• Problem details:
Give exactly the lines from the one with "Parse this screenshot: output" through the final line of the listing below, both included, leaving out any pictures.

• Stored records:

--------------------------------

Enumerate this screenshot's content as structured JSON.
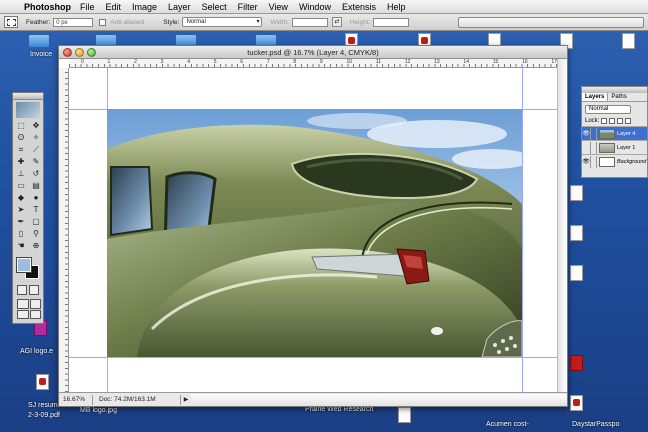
{
  "menubar": {
    "app": "Photoshop",
    "items": [
      "File",
      "Edit",
      "Image",
      "Layer",
      "Select",
      "Filter",
      "View",
      "Window",
      "Extensis",
      "Help"
    ]
  },
  "options": {
    "feather_label": "Feather:",
    "feather_value": "0 px",
    "antialiased_label": "Anti-aliased",
    "style_label": "Style:",
    "style_value": "Normal",
    "width_label": "Width:",
    "height_label": "Height:"
  },
  "document": {
    "title": "tucker.psd @ 16.7% (Layer 4, CMYK/8)",
    "zoom": "16.67%",
    "doc_size": "Doc: 74.2M/163.1M",
    "ruler_numbers": [
      "0",
      "1",
      "2",
      "3",
      "4",
      "5",
      "6",
      "7",
      "8",
      "9",
      "10",
      "11",
      "12",
      "13",
      "14",
      "15",
      "16",
      "17"
    ]
  },
  "layers_panel": {
    "tabs": [
      "Layers",
      "Paths"
    ],
    "blend_mode": "Normal",
    "lock_label": "Lock:",
    "layers": [
      {
        "name": "Layer 4",
        "selected": true
      },
      {
        "name": "Layer 1",
        "selected": false
      },
      {
        "name": "Background",
        "selected": false
      }
    ]
  },
  "desktop": {
    "icons": [
      {
        "label": "Invoice"
      },
      {
        "label": "AGI logo.e"
      },
      {
        "label": "SJ resume"
      },
      {
        "label": "2-3-09.pdf"
      },
      {
        "label": "MB logo.jpg"
      },
      {
        "label": "Prairie Web Research"
      },
      {
        "label": "Acumen cost-"
      },
      {
        "label": "DaystarPasspo"
      }
    ]
  },
  "colors": {
    "desktop": "#2f63b3",
    "selected_layer": "#3d6fd1",
    "foreground_swatch": "#9bbde0",
    "background_swatch": "#111111"
  }
}
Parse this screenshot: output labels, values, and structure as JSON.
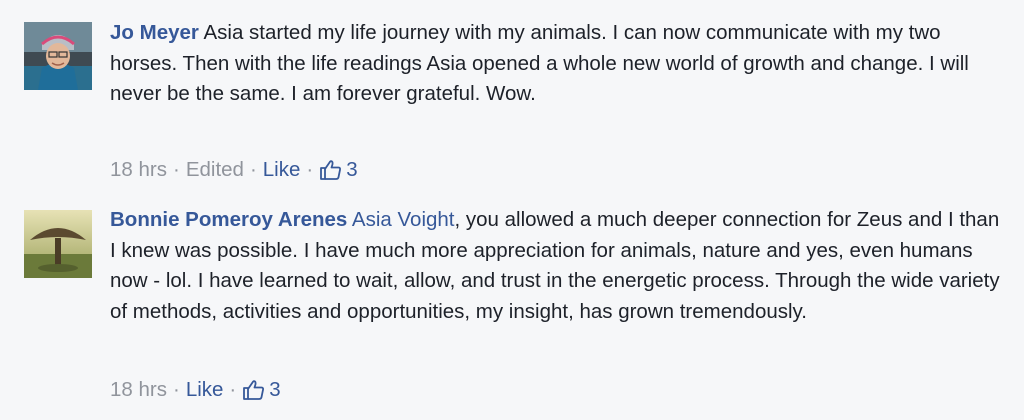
{
  "colors": {
    "background": "#f6f7f9",
    "link": "#365899",
    "text": "#1d2129",
    "meta": "#90949c"
  },
  "comments": [
    {
      "author": "Jo Meyer",
      "text": "Asia started my life journey with my animals. I can now communicate with my two horses. Then with the life readings Asia opened a whole new world of growth and change. I will never be the same. I am forever grateful. Wow.",
      "time": "18 hrs",
      "edited": "Edited",
      "like_label": "Like",
      "reaction_icon": "thumbs-up-icon",
      "reaction_count": "3"
    },
    {
      "author": "Bonnie Pomeroy Arenes",
      "mention": "Asia Voight",
      "text": ", you allowed a much deeper connection for Zeus and I than I knew was possible. I have much more appreciation for animals, nature and yes, even humans now - lol. I have learned to wait, allow, and trust in the energetic process. Through the wide variety of methods, activities and opportunities, my insight, has grown tremendously.",
      "time": "18 hrs",
      "like_label": "Like",
      "reaction_icon": "thumbs-up-icon",
      "reaction_count": "3"
    }
  ],
  "separator": "·"
}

--------------------------------

• Reply to the task:
Parse this screenshot: output labels, values, and structure as JSON.
{
  "colors": {
    "background": "#f6f7f9",
    "link": "#365899",
    "text": "#1d2129",
    "meta": "#90949c"
  },
  "comments": [
    {
      "author": "Jo Meyer",
      "text": "Asia started my life journey with my animals. I can now communicate with my two horses. Then with the life readings Asia opened a whole new world of growth and change. I will never be the same. I am forever grateful. Wow.",
      "time": "18 hrs",
      "edited": "Edited",
      "like_label": "Like",
      "reaction_icon": "thumbs-up-icon",
      "reaction_count": "3"
    },
    {
      "author": "Bonnie Pomeroy Arenes",
      "mention": "Asia Voight",
      "text": ", you allowed a much deeper connection for Zeus and I than I knew was possible. I have much more appreciation for animals, nature and yes, even humans now - lol. I have learned to wait, allow, and trust in the energetic process. Through the wide variety of methods, activities and opportunities, my insight, has grown tremendously.",
      "time": "18 hrs",
      "like_label": "Like",
      "reaction_icon": "thumbs-up-icon",
      "reaction_count": "3"
    }
  ],
  "separator": "·"
}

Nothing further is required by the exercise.